### TASK INSTRUCTIONS
All lines in the data bearing the string "analytical" should be identified and copied.

::: DATA LISTING :::

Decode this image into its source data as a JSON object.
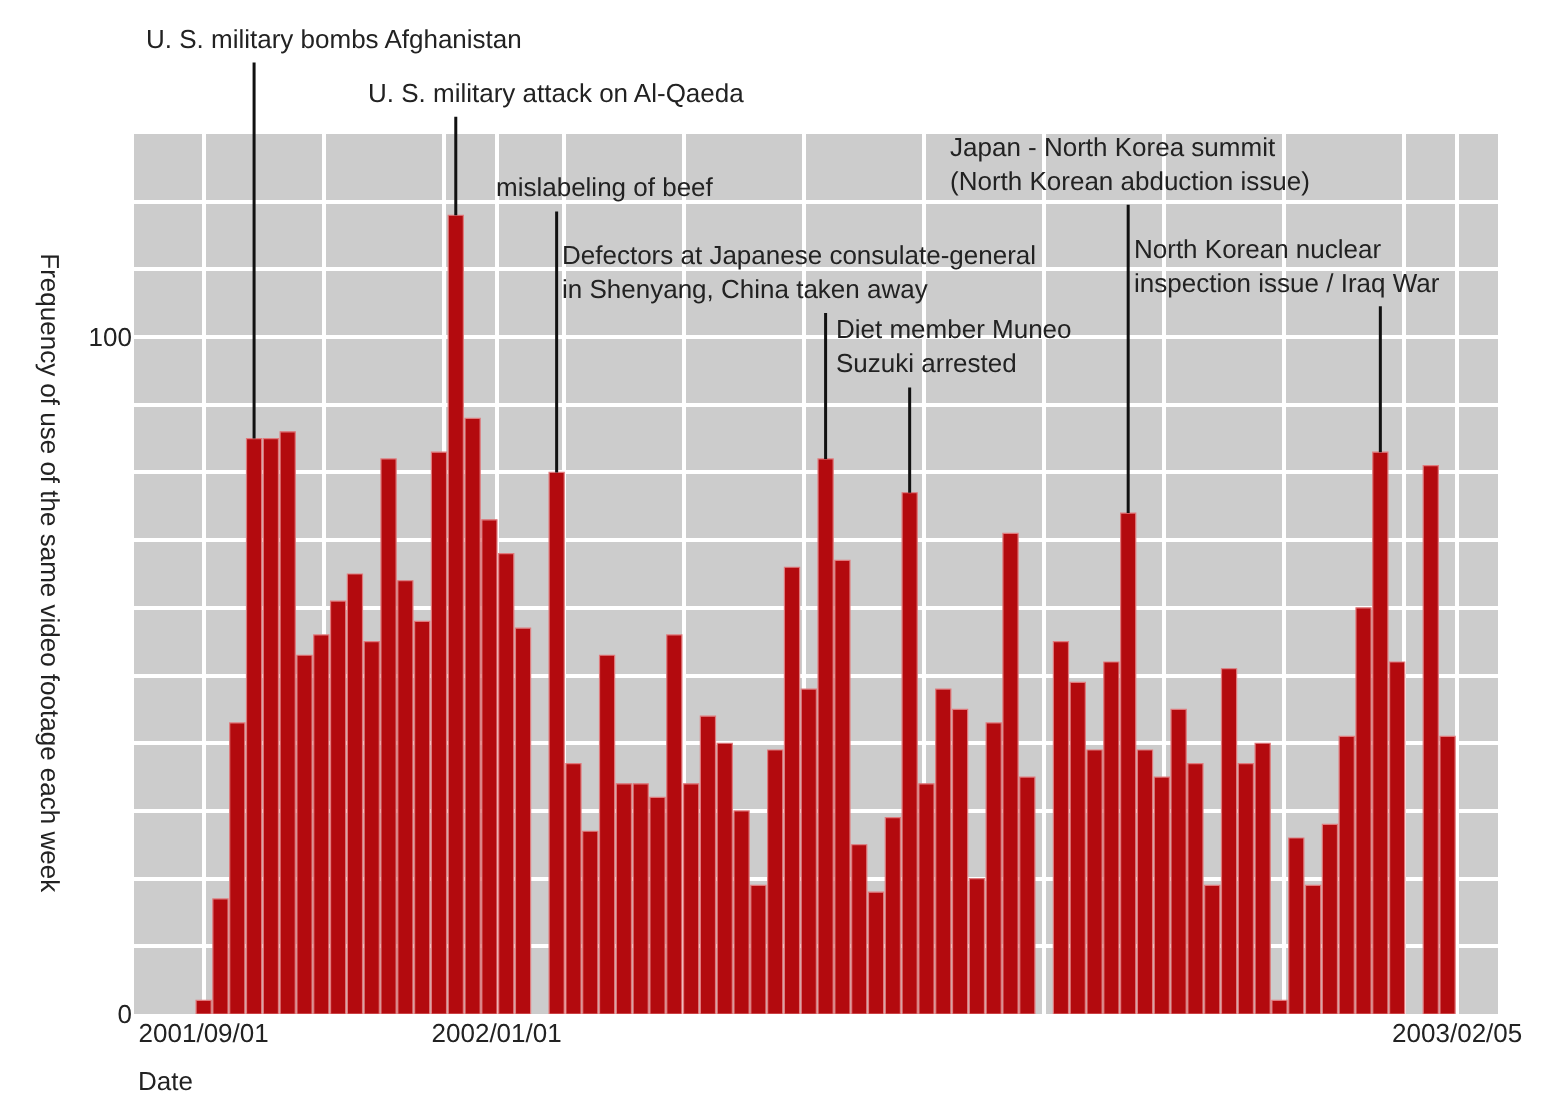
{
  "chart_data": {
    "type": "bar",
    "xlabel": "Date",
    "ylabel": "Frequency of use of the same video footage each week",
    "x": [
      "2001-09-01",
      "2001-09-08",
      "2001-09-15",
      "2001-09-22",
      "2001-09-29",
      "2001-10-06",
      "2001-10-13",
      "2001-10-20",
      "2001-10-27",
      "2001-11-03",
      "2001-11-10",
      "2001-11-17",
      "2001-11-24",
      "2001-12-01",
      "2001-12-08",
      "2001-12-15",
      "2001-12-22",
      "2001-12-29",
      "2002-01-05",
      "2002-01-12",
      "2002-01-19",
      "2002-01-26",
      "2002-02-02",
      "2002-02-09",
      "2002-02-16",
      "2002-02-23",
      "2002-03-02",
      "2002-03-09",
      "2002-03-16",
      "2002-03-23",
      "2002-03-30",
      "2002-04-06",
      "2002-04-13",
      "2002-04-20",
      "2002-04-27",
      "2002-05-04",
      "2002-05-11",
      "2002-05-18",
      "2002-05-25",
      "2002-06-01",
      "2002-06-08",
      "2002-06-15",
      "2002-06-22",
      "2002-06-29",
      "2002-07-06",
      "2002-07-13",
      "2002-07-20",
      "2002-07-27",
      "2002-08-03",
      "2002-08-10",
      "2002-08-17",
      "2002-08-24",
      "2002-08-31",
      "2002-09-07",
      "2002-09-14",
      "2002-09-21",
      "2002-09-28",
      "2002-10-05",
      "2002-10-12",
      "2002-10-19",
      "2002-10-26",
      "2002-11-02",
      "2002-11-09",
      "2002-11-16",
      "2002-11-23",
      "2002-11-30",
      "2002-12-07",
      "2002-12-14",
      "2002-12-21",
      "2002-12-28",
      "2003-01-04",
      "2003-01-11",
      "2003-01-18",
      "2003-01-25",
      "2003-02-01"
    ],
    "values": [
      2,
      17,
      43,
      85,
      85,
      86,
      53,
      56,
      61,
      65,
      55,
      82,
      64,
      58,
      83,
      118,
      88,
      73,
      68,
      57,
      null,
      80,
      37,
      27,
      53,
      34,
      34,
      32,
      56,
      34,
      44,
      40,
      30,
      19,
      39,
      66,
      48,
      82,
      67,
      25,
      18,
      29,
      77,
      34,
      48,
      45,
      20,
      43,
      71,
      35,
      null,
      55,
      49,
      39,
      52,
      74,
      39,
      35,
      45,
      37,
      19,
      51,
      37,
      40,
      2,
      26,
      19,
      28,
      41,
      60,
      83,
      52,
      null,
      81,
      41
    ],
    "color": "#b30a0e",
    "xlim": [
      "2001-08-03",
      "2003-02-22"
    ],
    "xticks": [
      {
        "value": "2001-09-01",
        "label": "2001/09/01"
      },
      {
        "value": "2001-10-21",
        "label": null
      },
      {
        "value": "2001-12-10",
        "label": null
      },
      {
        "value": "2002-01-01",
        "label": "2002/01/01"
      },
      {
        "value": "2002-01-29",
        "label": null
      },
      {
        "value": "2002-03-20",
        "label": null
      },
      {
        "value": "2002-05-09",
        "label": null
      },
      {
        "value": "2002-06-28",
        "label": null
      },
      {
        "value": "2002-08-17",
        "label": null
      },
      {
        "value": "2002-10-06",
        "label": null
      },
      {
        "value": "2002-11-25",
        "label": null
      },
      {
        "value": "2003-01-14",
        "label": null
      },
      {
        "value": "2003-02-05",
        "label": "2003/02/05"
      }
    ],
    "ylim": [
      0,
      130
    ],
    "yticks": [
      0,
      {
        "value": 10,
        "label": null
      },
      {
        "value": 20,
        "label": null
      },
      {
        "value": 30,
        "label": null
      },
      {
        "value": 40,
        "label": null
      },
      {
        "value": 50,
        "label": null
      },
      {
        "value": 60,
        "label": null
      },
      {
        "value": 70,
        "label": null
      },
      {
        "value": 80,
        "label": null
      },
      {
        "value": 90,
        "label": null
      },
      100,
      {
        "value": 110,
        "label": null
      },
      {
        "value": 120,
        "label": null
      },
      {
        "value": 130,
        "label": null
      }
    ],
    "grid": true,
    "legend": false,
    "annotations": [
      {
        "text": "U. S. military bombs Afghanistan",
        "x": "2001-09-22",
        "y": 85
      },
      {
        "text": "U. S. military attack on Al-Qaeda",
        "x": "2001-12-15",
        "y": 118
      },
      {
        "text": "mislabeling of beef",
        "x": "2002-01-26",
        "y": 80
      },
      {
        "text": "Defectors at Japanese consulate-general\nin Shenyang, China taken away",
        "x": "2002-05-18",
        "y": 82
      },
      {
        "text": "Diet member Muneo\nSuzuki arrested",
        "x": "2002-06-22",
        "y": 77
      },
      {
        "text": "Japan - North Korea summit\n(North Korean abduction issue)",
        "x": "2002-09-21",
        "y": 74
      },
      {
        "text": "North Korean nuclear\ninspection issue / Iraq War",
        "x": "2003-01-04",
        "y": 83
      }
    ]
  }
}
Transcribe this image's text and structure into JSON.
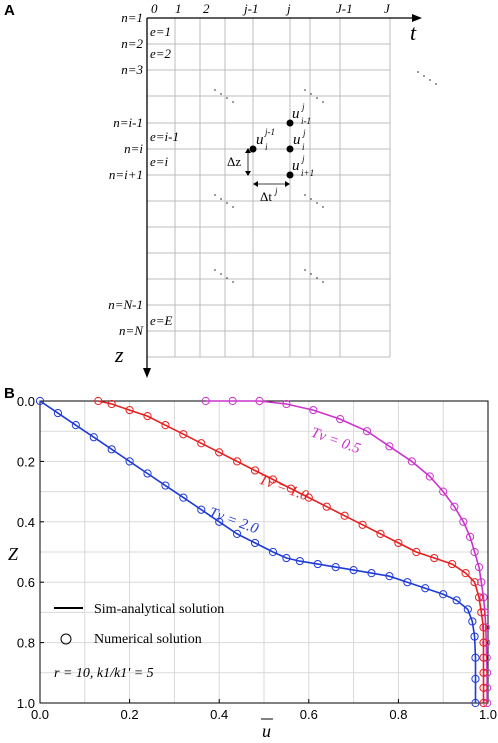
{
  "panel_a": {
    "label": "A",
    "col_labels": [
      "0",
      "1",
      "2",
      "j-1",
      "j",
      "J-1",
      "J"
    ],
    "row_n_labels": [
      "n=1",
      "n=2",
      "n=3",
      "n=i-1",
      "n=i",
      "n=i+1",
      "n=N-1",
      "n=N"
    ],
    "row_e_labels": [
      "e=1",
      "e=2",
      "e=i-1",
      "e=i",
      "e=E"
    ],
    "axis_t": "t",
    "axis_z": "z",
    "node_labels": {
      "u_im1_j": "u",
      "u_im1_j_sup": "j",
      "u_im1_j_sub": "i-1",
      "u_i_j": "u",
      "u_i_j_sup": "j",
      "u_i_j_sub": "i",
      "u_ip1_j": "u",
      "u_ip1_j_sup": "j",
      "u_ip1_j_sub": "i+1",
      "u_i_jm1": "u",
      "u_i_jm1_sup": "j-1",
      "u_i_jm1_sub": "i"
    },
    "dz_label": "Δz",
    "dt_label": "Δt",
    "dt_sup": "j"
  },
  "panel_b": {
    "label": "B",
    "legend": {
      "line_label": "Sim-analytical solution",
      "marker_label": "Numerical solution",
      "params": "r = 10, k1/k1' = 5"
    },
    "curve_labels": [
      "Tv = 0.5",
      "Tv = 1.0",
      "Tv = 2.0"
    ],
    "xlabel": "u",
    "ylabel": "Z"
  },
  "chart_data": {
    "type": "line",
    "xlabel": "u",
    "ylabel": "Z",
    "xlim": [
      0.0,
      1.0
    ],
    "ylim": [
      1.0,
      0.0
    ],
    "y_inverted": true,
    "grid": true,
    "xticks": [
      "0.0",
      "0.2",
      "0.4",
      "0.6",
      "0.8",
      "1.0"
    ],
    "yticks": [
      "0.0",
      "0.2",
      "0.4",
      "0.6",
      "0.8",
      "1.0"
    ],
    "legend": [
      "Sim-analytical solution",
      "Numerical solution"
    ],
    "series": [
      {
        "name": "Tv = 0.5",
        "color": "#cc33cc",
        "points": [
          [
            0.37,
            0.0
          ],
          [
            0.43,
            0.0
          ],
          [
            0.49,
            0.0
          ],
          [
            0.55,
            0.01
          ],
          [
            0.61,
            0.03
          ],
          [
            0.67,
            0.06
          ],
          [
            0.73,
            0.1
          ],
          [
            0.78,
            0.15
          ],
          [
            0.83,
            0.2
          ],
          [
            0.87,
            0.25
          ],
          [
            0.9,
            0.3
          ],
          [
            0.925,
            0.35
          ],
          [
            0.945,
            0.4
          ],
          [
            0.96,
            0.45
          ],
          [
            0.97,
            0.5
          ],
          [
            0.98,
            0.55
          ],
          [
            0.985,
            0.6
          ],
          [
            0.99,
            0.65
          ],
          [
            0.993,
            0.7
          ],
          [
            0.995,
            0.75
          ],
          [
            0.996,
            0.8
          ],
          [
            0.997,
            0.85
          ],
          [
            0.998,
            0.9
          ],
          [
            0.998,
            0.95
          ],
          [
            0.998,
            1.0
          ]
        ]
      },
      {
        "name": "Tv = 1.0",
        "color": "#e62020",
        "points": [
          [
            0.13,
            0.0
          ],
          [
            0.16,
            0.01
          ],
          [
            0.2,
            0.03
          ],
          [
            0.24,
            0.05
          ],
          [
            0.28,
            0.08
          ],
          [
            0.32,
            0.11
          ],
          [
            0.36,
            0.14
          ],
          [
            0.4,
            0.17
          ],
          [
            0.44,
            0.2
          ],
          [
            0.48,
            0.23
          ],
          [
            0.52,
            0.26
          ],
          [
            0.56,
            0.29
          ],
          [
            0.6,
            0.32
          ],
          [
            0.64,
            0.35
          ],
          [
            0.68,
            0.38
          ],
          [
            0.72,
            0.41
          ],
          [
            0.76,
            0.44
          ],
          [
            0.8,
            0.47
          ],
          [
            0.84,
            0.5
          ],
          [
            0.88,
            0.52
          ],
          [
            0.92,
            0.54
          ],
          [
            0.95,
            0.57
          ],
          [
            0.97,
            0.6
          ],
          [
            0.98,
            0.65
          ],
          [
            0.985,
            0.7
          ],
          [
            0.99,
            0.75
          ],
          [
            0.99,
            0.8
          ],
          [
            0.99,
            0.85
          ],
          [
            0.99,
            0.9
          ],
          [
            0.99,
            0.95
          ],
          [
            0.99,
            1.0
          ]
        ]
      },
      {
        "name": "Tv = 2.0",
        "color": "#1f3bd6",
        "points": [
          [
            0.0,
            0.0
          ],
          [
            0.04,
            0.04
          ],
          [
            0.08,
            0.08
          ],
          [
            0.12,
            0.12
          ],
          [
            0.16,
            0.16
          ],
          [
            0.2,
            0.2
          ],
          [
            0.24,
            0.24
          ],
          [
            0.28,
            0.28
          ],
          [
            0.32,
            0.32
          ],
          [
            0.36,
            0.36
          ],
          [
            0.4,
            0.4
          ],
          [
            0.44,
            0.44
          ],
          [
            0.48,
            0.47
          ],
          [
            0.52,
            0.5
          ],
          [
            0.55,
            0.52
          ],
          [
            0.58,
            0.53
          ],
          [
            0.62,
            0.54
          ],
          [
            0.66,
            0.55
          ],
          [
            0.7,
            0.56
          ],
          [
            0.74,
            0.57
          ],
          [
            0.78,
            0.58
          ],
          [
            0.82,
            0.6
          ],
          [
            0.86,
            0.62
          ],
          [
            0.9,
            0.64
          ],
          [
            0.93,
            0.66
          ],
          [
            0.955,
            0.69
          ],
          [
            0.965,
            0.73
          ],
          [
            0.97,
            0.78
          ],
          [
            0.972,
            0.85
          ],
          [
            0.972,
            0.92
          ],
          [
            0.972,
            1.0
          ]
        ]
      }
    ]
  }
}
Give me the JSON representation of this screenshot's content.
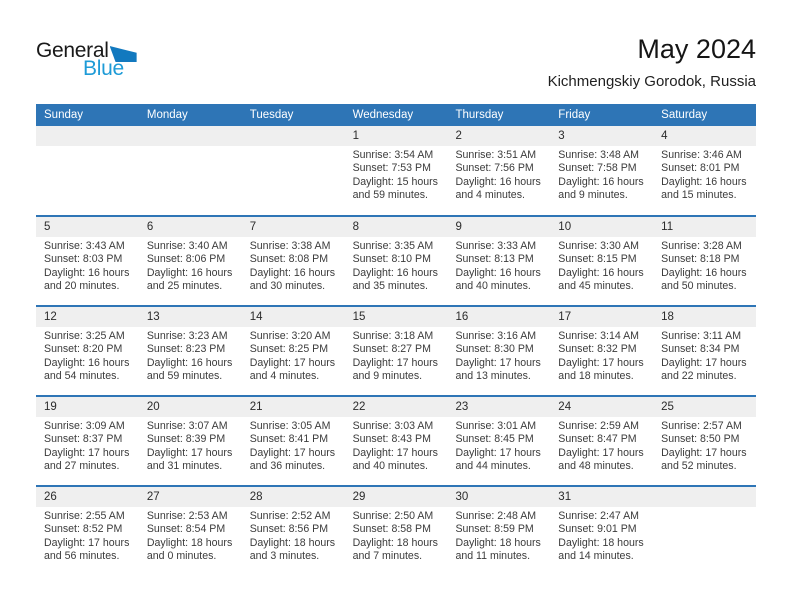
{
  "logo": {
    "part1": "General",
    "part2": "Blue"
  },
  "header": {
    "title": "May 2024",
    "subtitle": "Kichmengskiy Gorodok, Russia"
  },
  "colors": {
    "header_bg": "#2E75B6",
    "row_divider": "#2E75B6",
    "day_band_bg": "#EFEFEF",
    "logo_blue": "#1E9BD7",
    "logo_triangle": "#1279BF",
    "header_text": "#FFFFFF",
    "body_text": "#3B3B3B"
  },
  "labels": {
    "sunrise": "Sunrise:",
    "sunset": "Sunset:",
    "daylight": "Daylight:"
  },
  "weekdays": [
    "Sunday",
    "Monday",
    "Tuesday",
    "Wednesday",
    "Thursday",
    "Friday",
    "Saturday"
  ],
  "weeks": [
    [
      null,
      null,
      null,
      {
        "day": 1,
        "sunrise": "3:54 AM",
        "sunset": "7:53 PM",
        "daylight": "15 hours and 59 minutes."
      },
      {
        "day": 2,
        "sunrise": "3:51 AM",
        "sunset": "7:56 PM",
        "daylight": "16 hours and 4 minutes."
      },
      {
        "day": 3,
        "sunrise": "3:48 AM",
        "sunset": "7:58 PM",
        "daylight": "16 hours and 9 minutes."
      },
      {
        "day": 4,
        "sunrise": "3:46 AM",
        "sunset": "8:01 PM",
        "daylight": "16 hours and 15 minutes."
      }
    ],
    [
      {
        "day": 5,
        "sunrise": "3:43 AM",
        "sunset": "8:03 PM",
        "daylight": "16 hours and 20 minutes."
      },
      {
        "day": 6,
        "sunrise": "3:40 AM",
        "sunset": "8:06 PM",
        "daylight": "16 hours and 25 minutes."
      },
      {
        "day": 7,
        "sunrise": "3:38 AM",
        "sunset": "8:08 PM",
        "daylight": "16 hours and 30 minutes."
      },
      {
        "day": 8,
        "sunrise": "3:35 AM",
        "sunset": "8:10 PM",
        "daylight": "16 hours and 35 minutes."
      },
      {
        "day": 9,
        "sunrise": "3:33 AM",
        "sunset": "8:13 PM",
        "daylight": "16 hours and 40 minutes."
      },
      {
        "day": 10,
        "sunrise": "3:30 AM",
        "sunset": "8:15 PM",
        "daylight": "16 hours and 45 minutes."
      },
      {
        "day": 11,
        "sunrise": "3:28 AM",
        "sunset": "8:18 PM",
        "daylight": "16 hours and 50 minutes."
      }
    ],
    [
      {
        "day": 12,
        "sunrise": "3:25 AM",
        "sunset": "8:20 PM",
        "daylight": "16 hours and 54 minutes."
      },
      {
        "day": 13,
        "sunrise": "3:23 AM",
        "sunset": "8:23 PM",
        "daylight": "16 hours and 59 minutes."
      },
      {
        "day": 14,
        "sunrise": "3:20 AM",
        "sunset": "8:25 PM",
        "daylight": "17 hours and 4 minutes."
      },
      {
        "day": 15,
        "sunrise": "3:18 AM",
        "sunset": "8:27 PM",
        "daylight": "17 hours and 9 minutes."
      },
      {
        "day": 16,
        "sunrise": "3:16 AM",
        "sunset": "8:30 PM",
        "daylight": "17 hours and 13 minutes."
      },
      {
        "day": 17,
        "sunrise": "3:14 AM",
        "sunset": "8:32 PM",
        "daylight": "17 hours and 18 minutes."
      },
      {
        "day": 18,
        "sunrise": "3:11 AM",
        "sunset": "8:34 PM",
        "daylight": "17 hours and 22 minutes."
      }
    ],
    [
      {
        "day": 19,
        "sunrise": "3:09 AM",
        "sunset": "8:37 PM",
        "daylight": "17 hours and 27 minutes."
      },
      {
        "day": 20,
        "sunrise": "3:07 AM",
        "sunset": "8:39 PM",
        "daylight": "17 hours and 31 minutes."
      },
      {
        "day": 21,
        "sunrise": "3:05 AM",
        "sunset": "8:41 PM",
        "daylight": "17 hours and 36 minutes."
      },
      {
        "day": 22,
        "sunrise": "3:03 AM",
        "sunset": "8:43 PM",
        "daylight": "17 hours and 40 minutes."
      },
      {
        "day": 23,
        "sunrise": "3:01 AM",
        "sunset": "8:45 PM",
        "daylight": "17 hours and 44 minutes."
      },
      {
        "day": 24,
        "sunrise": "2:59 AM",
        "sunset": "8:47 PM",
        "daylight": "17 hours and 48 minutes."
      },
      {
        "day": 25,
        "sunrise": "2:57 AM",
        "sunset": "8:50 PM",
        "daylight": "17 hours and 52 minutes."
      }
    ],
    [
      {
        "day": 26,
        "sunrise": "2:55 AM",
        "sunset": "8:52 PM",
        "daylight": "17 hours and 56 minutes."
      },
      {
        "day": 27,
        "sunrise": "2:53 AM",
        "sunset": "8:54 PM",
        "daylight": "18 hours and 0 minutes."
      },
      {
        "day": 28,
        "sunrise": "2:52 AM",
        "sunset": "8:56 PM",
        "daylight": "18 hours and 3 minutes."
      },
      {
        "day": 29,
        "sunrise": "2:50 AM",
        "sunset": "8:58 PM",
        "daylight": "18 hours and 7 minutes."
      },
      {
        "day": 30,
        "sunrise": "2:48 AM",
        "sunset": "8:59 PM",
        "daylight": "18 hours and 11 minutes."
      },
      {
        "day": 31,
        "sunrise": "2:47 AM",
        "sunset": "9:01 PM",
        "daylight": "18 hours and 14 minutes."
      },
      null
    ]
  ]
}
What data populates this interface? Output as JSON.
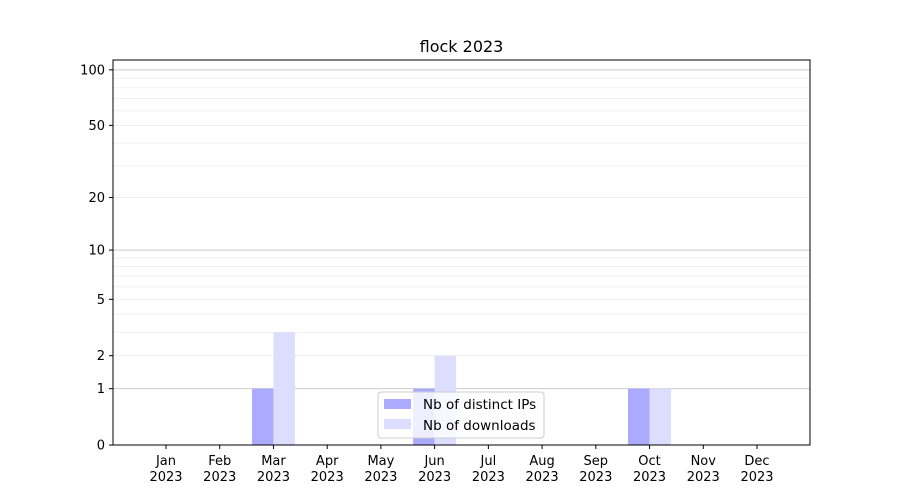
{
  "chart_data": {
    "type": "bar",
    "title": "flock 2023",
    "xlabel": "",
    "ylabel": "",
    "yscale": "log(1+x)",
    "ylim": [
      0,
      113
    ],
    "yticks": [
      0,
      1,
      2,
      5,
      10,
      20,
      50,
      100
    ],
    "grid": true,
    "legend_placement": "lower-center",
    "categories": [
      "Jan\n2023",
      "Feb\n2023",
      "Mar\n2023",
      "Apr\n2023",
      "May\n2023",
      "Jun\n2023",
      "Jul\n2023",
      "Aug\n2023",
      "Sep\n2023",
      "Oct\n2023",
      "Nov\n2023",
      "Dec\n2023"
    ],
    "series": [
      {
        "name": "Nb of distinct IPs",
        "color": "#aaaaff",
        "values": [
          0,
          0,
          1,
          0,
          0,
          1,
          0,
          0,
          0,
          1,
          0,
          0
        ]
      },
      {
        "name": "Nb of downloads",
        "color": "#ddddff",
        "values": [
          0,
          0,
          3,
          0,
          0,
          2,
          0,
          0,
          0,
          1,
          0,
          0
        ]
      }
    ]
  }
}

:::

### WRITTEN SOLUTION
      "line_label": "Sim-analytical solution",
      "Sim-analytical solution",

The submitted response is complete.